### Material for this task
((

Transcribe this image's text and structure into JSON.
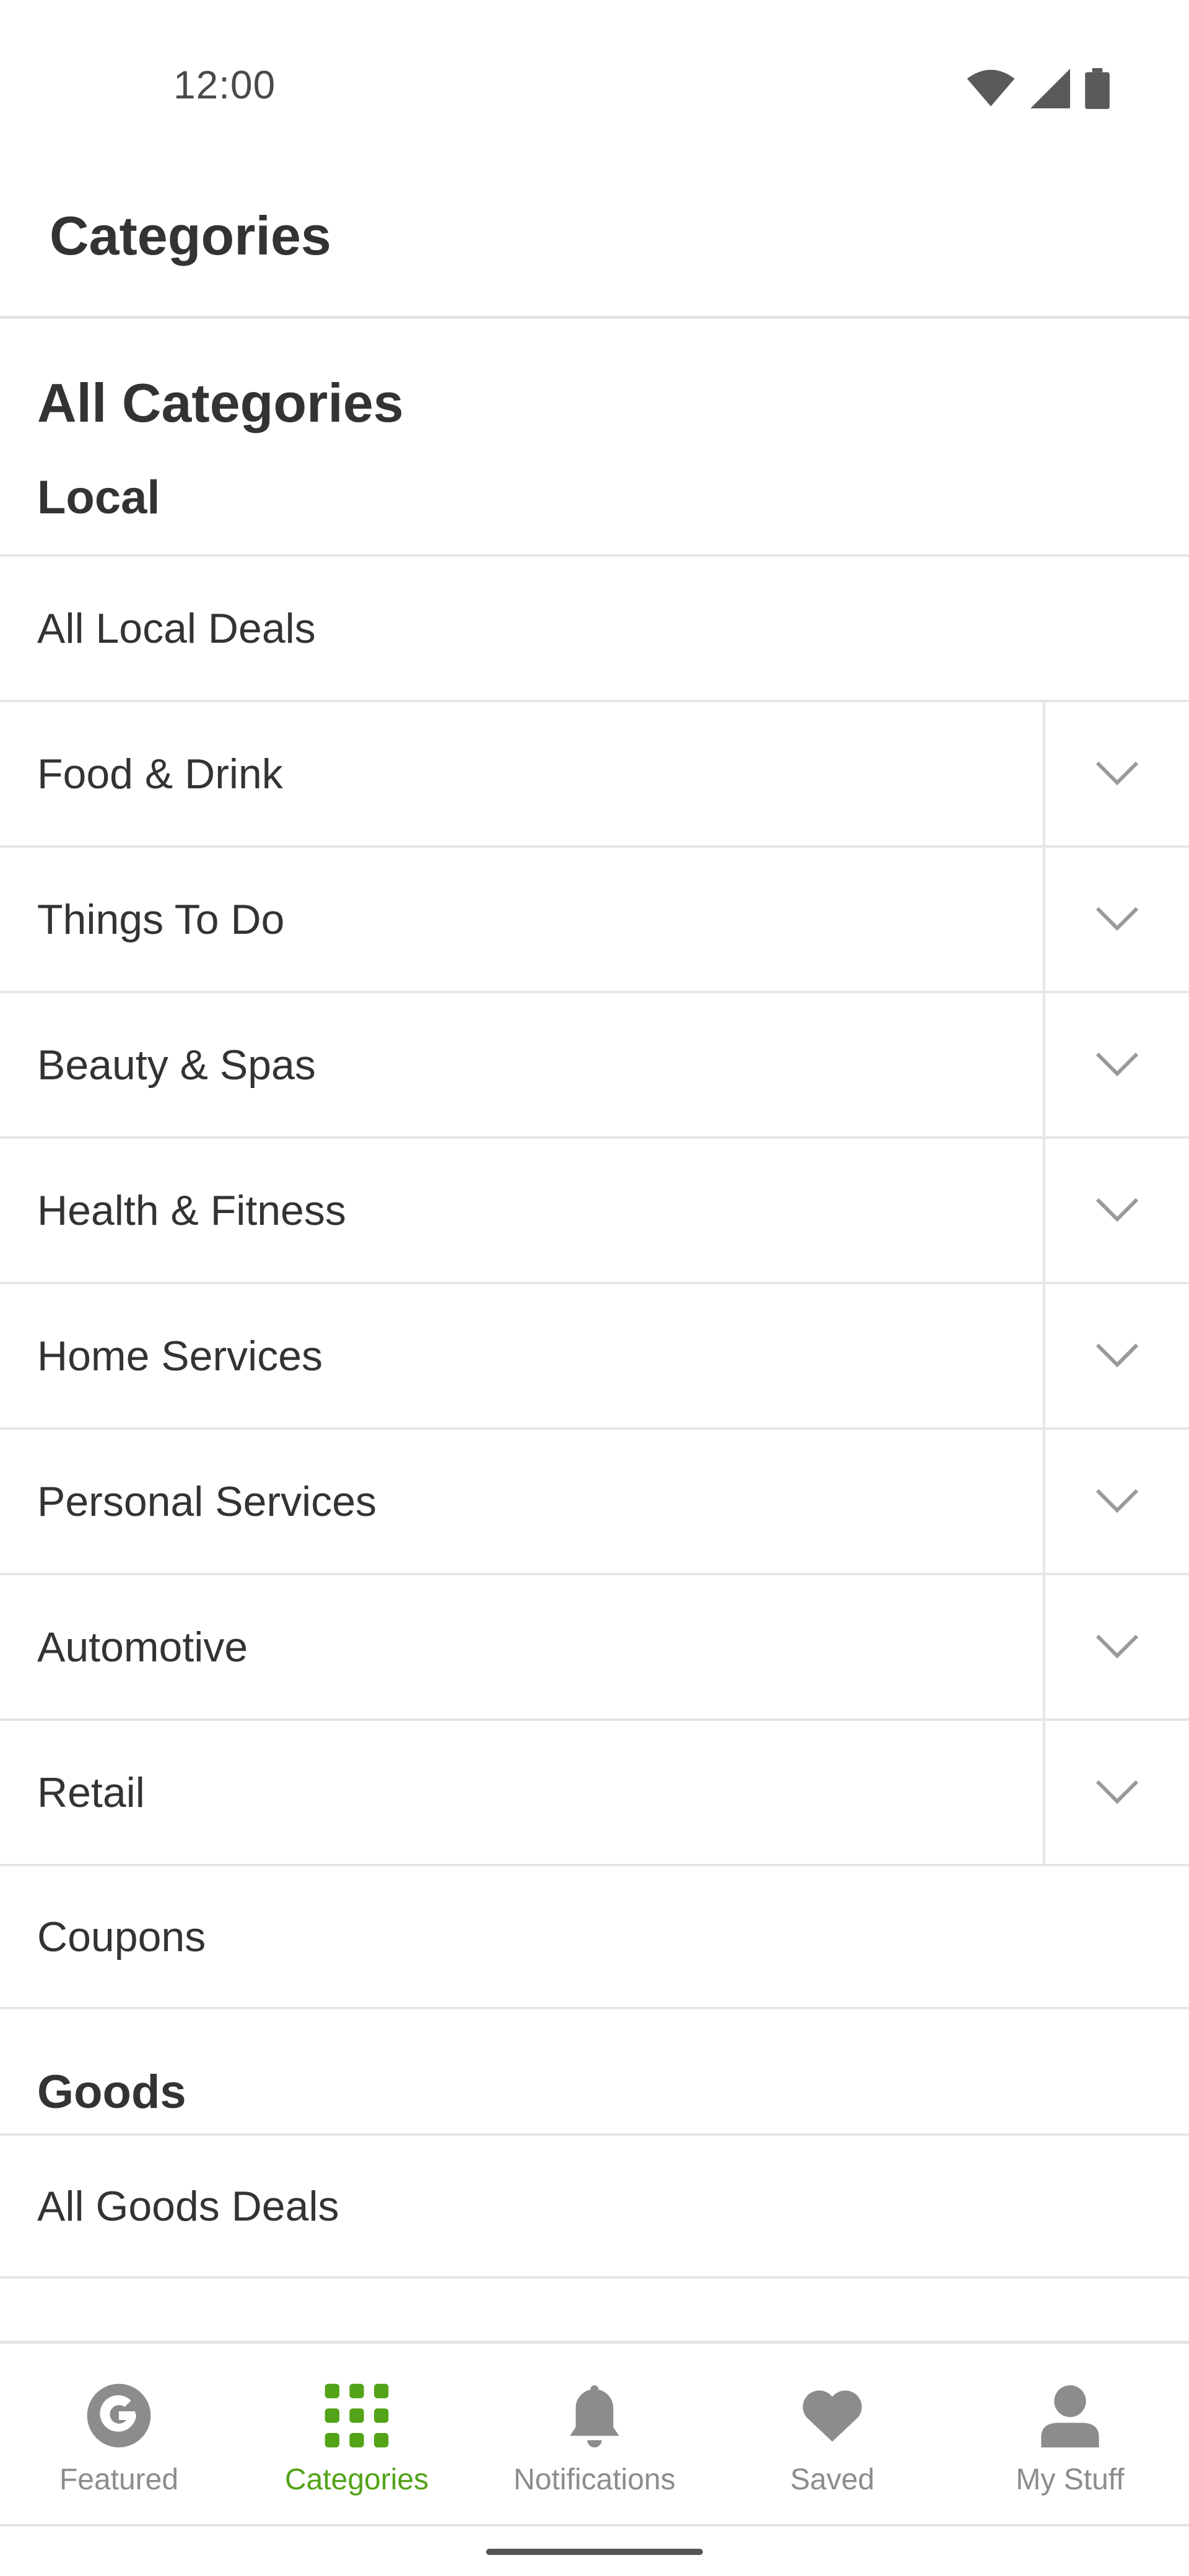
{
  "status_bar": {
    "time": "12:00"
  },
  "app_bar": {
    "title": "Categories"
  },
  "content": {
    "section_title": "All Categories",
    "groups": [
      {
        "heading": "Local",
        "items": [
          {
            "label": "All Local Deals",
            "expandable": false
          },
          {
            "label": "Food & Drink",
            "expandable": true
          },
          {
            "label": "Things To Do",
            "expandable": true
          },
          {
            "label": "Beauty & Spas",
            "expandable": true
          },
          {
            "label": "Health & Fitness",
            "expandable": true
          },
          {
            "label": "Home Services",
            "expandable": true
          },
          {
            "label": "Personal Services",
            "expandable": true
          },
          {
            "label": "Automotive",
            "expandable": true
          },
          {
            "label": "Retail",
            "expandable": true
          },
          {
            "label": "Coupons",
            "expandable": false
          }
        ]
      },
      {
        "heading": "Goods",
        "items": [
          {
            "label": "All Goods Deals",
            "expandable": false
          }
        ]
      }
    ]
  },
  "bottom_nav": {
    "items": [
      {
        "label": "Featured",
        "icon": "groupon-g-icon",
        "active": false
      },
      {
        "label": "Categories",
        "icon": "grid-icon",
        "active": true
      },
      {
        "label": "Notifications",
        "icon": "bell-icon",
        "active": false
      },
      {
        "label": "Saved",
        "icon": "heart-icon",
        "active": false
      },
      {
        "label": "My Stuff",
        "icon": "person-icon",
        "active": false
      }
    ]
  },
  "colors": {
    "accent": "#53a318",
    "inactive": "#8c8c8c",
    "text": "#333333",
    "divider": "#e6e6e6"
  }
}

))

### Instruction
Where a line of the data holds "Local", show that line.

### Task response
        "heading": "Local",
            "label": "All Local Deals",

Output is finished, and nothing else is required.